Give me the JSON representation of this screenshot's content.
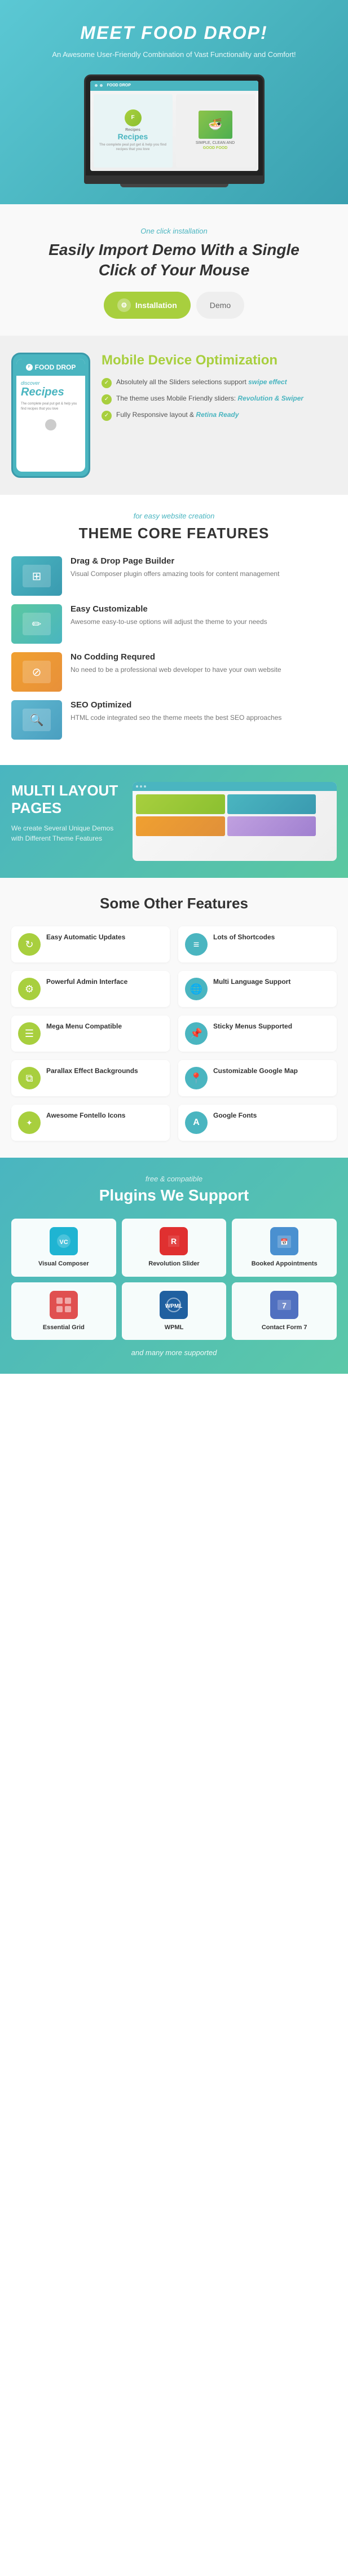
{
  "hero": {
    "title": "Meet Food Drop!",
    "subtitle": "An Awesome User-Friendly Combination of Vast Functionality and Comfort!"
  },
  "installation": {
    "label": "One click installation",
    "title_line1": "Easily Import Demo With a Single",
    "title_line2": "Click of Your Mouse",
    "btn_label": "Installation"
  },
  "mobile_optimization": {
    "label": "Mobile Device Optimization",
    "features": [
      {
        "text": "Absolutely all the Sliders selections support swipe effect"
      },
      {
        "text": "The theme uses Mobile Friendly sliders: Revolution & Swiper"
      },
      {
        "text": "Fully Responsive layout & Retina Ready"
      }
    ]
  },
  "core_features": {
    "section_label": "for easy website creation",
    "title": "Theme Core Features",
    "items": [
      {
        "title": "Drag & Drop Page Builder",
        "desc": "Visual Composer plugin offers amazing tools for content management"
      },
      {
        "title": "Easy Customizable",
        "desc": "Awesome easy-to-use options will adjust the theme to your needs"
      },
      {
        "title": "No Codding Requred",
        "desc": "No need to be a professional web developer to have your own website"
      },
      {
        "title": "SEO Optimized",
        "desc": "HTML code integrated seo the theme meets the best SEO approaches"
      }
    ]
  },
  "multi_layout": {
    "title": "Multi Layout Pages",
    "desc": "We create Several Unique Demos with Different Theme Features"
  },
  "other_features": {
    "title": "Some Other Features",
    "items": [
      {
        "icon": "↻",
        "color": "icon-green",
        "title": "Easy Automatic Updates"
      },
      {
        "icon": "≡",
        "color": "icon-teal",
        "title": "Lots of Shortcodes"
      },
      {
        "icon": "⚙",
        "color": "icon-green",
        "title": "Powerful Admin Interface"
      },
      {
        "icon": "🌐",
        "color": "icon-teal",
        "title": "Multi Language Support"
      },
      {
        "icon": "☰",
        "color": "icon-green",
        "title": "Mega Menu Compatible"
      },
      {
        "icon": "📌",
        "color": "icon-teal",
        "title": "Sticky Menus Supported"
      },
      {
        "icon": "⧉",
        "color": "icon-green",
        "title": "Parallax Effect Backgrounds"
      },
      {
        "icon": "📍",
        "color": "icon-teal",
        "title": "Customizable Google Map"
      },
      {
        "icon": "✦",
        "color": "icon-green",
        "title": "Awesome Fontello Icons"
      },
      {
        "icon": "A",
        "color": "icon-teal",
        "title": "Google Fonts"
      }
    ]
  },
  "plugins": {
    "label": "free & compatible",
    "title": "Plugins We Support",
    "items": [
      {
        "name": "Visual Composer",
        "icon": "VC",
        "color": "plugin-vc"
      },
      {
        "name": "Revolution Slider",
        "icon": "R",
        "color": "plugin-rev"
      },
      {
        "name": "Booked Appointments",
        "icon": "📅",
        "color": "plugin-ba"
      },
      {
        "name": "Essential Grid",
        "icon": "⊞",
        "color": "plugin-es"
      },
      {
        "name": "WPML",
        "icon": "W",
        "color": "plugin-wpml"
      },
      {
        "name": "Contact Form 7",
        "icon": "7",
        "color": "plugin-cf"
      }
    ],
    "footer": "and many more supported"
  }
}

-------

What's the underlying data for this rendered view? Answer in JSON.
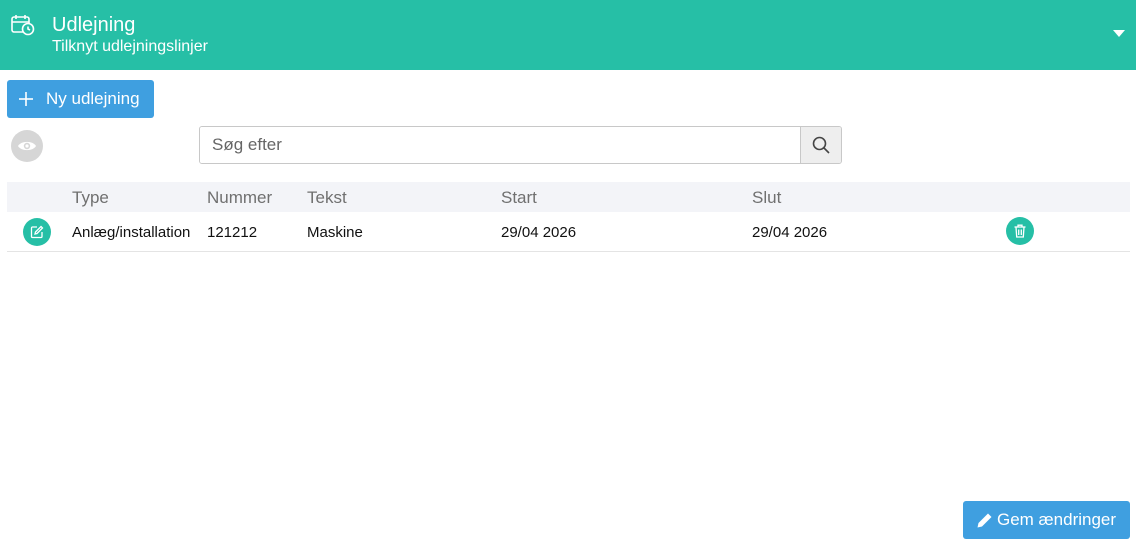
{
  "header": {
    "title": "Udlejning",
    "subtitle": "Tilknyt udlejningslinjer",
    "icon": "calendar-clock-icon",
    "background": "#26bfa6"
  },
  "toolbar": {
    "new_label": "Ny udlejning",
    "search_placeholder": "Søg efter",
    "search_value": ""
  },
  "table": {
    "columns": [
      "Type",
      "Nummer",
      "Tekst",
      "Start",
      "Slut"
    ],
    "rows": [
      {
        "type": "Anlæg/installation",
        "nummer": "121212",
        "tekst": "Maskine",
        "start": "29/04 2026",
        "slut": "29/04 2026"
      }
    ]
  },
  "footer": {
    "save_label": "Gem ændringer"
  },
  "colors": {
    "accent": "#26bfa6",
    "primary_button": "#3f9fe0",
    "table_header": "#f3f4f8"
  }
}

-------

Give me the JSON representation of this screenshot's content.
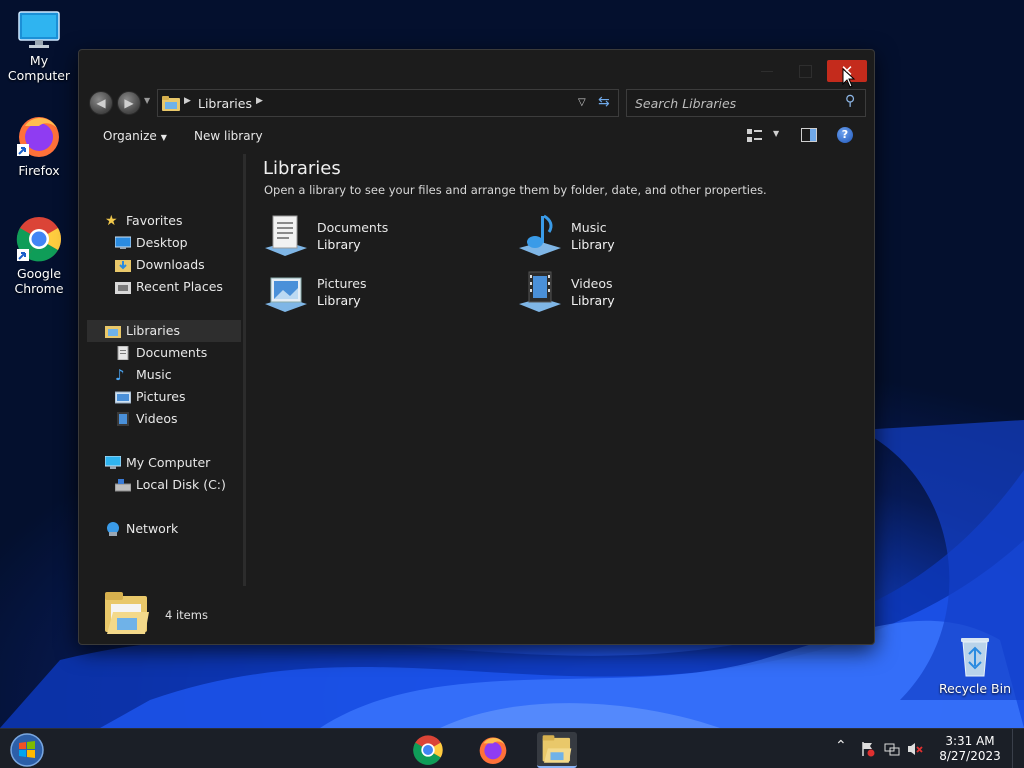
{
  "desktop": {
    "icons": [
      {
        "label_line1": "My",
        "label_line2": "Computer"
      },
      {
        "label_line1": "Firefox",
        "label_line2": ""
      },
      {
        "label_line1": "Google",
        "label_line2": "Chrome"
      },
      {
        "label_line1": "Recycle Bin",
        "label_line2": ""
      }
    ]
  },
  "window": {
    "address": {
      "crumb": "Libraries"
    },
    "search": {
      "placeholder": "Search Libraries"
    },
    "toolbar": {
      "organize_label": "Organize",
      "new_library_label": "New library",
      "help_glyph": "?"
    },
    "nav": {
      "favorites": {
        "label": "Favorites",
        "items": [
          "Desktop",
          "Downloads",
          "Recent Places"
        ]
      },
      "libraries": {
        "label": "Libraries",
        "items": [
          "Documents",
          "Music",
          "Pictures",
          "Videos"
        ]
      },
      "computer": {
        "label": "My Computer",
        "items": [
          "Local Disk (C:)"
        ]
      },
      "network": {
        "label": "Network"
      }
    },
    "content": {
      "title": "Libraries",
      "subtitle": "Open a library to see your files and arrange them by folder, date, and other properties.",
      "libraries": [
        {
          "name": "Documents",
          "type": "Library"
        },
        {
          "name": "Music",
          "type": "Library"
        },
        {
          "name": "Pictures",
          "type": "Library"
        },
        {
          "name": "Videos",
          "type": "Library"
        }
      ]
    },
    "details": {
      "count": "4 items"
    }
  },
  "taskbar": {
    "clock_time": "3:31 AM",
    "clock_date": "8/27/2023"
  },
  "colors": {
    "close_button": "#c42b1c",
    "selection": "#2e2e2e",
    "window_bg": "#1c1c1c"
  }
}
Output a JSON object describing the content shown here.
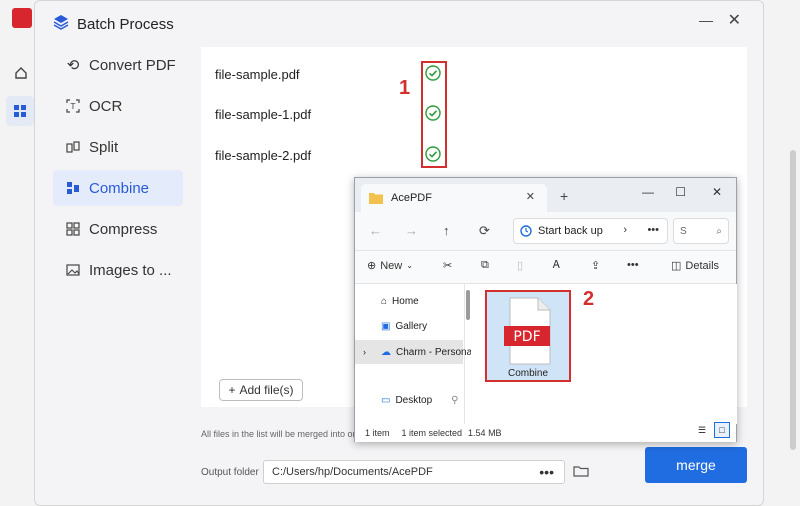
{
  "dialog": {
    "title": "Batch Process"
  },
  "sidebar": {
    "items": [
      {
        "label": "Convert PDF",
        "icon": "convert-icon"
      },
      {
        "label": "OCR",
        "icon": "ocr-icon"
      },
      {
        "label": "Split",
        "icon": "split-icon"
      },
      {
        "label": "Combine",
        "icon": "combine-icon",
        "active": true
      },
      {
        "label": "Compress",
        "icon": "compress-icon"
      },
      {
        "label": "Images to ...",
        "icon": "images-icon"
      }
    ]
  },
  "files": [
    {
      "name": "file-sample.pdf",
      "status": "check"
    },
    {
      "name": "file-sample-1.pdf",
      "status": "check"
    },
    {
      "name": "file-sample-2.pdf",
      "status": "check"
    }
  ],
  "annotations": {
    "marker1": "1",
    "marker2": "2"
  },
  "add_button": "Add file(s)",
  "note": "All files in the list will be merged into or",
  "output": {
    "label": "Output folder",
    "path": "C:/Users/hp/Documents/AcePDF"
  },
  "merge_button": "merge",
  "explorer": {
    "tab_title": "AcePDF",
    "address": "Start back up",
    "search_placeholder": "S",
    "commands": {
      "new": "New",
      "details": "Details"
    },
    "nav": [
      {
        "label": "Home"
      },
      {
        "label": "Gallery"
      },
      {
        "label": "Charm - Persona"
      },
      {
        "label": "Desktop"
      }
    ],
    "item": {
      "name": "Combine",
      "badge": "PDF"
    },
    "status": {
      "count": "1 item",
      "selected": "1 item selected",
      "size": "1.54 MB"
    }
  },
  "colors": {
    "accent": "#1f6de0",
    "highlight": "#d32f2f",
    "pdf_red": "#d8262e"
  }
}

-------

**YOUR TASK**: Which lines contain "Composer"? Show each of them.

**RESPONSE**:
        "desc": "Visual Composer plugin offers amazing tools for content management"
        "name": "Visual Composer",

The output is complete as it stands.